-- DIRECTIONS FOR THIS TASK --
The line containing "Output a JSON" marks the start of the required copy, which runs to the final line of the entries; return those lines exactly, without any pictures.
>> START
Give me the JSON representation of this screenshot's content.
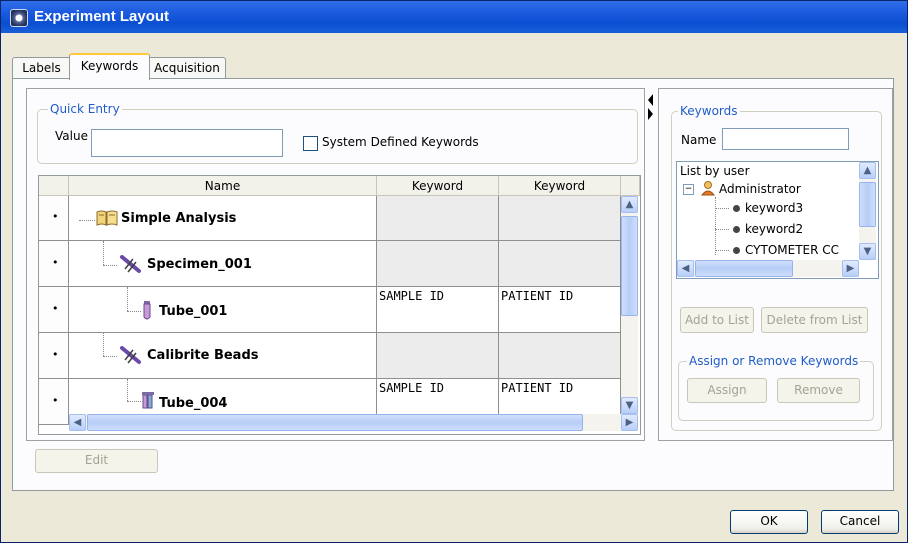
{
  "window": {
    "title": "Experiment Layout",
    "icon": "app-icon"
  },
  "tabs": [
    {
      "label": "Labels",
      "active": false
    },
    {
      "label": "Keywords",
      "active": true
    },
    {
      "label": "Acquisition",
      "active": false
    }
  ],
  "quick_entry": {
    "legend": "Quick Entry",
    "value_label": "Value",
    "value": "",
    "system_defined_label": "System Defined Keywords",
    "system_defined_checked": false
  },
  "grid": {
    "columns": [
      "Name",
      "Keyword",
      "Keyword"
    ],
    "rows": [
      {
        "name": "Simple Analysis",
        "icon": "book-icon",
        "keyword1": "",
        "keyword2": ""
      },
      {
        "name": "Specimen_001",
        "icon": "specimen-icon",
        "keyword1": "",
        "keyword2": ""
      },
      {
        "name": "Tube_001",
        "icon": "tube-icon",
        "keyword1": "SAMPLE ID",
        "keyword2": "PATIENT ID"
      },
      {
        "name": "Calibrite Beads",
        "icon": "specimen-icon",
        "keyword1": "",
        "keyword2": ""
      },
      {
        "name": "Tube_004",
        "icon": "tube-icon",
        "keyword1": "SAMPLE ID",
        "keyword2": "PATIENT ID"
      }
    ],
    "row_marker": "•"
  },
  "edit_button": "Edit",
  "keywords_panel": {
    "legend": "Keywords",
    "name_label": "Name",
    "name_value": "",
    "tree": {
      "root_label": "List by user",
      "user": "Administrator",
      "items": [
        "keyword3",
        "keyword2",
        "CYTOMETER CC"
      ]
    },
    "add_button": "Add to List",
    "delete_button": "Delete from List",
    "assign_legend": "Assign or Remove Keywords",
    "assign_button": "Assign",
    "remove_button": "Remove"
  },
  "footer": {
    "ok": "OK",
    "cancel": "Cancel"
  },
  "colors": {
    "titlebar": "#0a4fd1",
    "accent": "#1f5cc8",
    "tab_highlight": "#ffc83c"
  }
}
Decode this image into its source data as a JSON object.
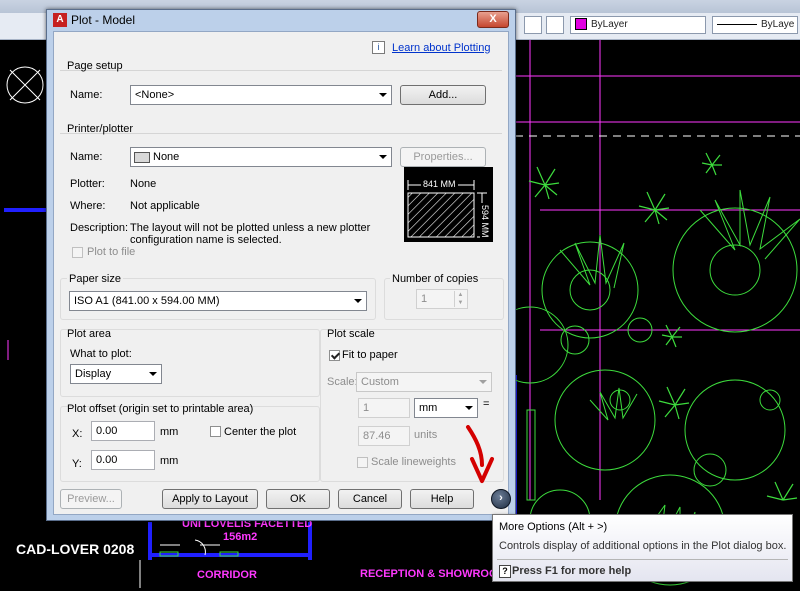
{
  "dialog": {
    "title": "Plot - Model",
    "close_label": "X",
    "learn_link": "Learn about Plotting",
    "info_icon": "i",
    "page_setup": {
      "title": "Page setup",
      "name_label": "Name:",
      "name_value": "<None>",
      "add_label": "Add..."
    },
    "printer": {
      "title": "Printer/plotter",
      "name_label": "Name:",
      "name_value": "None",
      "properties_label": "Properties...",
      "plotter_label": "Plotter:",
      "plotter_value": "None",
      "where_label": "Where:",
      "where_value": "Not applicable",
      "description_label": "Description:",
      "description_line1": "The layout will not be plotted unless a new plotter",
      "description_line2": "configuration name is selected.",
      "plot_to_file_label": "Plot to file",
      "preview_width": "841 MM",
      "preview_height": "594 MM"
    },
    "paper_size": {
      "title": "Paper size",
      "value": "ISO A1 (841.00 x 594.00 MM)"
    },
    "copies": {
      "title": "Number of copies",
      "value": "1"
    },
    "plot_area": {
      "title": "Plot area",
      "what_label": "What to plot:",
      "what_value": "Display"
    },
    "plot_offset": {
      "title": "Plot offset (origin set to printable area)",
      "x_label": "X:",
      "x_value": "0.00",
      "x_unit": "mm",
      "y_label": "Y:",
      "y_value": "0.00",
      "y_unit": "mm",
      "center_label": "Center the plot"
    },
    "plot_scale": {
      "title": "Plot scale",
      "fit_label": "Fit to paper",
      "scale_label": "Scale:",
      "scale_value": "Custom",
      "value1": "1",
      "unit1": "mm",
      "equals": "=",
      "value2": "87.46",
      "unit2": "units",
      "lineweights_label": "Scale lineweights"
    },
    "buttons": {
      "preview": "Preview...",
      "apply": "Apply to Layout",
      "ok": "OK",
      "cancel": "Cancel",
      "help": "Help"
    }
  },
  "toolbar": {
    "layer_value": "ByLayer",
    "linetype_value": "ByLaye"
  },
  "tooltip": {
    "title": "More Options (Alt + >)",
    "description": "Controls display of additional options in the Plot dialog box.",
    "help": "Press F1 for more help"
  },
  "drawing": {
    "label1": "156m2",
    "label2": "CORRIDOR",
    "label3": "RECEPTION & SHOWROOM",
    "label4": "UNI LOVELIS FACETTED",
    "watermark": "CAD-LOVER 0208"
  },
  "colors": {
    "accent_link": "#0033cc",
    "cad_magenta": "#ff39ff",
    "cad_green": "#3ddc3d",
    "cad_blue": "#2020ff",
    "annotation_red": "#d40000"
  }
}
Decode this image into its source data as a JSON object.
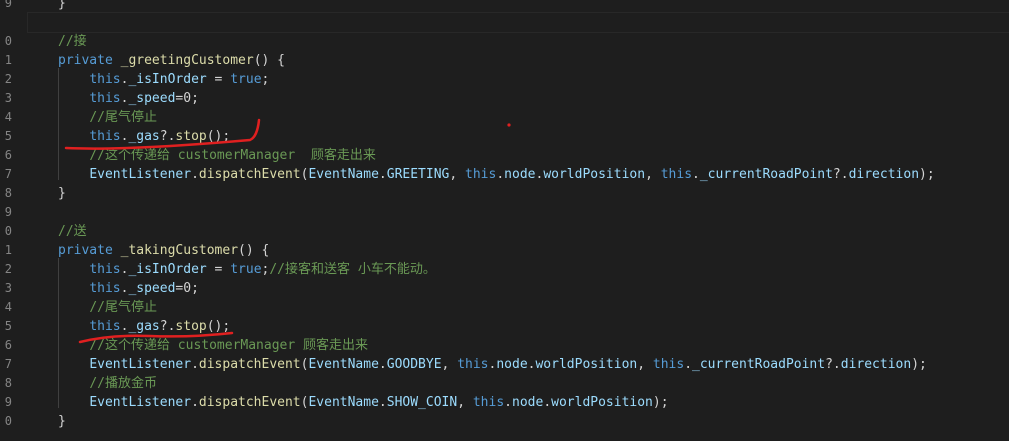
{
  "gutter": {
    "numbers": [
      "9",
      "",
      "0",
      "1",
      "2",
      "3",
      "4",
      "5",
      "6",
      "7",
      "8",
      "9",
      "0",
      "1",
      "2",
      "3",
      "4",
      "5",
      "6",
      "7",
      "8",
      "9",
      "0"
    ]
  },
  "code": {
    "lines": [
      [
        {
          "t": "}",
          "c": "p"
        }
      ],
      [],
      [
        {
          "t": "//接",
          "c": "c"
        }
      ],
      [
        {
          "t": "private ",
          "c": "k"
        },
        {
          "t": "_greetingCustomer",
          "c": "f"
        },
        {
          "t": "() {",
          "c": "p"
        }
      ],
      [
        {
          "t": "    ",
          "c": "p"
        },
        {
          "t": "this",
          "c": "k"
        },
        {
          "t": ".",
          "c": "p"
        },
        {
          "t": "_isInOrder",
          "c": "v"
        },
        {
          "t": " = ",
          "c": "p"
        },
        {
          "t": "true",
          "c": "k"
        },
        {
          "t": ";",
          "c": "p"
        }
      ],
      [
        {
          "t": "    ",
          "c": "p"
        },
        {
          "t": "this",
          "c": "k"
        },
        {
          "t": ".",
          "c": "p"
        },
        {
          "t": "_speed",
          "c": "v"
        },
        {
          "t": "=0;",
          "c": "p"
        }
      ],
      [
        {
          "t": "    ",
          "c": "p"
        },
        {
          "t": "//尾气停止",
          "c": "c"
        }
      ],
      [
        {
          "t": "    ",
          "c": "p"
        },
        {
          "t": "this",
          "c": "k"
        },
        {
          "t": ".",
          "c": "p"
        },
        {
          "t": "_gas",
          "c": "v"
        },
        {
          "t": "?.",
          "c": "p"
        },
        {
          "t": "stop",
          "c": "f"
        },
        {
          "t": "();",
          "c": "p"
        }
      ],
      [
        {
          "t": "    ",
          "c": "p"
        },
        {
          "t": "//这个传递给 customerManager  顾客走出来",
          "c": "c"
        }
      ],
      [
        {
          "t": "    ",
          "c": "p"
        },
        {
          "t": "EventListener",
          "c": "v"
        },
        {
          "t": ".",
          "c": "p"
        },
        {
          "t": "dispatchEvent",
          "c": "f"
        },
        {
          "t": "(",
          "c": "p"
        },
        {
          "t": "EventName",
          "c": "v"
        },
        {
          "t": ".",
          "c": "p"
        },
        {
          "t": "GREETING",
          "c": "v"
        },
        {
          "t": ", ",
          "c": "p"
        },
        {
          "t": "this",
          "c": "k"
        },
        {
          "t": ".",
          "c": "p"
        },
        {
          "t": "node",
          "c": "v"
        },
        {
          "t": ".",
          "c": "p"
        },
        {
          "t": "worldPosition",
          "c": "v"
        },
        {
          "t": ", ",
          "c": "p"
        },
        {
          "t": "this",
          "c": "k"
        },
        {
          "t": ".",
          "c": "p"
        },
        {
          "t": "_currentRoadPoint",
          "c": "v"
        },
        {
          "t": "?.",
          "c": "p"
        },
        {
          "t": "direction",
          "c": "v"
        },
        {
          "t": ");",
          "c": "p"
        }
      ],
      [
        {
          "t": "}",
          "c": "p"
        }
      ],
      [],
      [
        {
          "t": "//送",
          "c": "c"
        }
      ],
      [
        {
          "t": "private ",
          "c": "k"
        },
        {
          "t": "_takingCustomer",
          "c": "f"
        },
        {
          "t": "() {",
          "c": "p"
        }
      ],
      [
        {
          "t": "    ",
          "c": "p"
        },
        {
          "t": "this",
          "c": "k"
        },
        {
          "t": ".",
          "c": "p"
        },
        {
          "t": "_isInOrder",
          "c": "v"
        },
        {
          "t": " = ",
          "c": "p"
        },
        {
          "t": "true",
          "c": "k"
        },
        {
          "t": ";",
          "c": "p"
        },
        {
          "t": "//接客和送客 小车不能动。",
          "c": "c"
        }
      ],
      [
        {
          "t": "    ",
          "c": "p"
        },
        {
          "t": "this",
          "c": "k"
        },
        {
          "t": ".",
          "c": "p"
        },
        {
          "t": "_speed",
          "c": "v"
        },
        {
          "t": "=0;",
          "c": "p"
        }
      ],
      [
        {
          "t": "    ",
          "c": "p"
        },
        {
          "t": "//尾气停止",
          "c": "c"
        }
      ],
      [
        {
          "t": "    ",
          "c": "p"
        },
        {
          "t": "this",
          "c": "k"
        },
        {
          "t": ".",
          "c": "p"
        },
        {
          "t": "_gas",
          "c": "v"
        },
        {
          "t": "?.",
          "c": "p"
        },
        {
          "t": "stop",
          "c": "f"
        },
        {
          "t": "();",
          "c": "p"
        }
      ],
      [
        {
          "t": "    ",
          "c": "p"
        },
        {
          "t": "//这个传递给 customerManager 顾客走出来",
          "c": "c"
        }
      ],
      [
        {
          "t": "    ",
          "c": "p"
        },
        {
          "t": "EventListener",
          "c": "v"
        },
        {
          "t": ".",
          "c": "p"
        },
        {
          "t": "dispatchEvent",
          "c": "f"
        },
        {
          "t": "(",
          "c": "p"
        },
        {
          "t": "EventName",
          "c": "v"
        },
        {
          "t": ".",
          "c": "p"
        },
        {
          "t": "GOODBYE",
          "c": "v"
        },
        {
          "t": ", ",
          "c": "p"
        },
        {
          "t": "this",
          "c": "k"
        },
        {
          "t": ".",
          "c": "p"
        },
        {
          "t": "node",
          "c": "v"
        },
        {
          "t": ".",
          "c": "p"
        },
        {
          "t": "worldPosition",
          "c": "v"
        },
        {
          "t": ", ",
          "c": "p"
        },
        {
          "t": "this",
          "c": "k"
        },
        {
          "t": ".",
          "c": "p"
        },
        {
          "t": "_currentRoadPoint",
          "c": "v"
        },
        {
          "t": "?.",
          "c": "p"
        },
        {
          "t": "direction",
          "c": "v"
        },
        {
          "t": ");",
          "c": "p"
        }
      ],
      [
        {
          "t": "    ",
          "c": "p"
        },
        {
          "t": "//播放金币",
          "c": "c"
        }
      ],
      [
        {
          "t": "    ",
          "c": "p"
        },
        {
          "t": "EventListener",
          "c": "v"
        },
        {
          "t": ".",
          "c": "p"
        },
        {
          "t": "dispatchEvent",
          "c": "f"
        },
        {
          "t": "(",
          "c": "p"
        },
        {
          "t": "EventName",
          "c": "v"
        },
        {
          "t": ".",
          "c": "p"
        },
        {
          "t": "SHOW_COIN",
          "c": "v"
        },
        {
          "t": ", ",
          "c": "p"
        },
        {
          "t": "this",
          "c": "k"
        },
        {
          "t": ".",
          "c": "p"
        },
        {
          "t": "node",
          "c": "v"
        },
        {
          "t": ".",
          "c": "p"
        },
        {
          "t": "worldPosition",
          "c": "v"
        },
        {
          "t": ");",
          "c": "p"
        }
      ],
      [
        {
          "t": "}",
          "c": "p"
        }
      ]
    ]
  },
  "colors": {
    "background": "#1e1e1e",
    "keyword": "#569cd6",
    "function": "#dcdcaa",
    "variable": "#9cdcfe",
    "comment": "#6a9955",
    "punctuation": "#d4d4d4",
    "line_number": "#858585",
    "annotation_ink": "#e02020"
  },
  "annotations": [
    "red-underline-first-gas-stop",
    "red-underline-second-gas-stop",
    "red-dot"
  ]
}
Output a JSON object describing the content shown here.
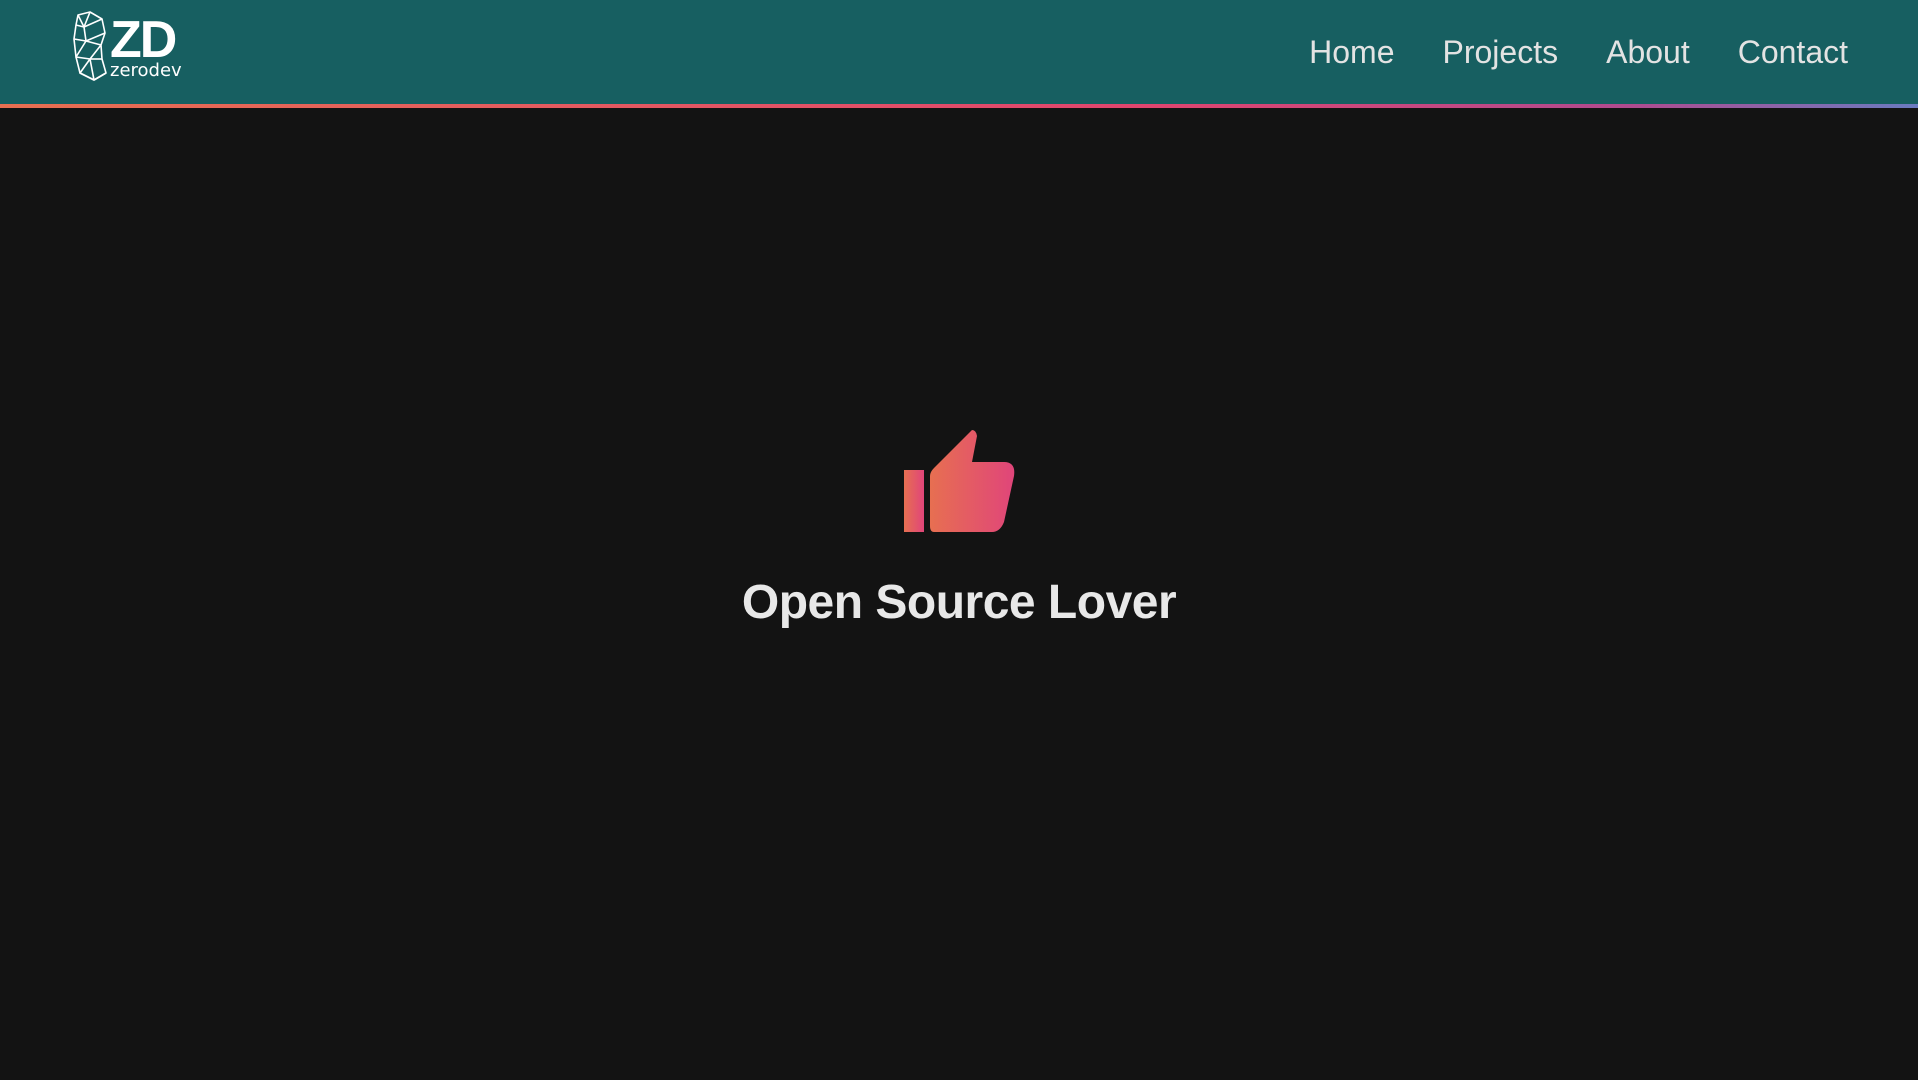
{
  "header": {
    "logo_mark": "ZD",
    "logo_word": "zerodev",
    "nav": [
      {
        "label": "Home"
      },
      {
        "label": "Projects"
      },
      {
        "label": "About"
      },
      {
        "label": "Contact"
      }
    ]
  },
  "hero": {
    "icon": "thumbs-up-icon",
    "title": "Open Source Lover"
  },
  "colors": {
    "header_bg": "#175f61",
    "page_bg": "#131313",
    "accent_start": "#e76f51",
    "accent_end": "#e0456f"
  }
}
>> END
-- REPLY --
Output a JSON object describing the content shown here.
{
  "header": {
    "logo_mark": "ZD",
    "logo_word": "zerodev",
    "nav": [
      {
        "label": "Home"
      },
      {
        "label": "Projects"
      },
      {
        "label": "About"
      },
      {
        "label": "Contact"
      }
    ]
  },
  "hero": {
    "icon": "thumbs-up-icon",
    "title": "Open Source Lover"
  },
  "colors": {
    "header_bg": "#175f61",
    "page_bg": "#131313",
    "accent_start": "#e76f51",
    "accent_end": "#e0456f"
  }
}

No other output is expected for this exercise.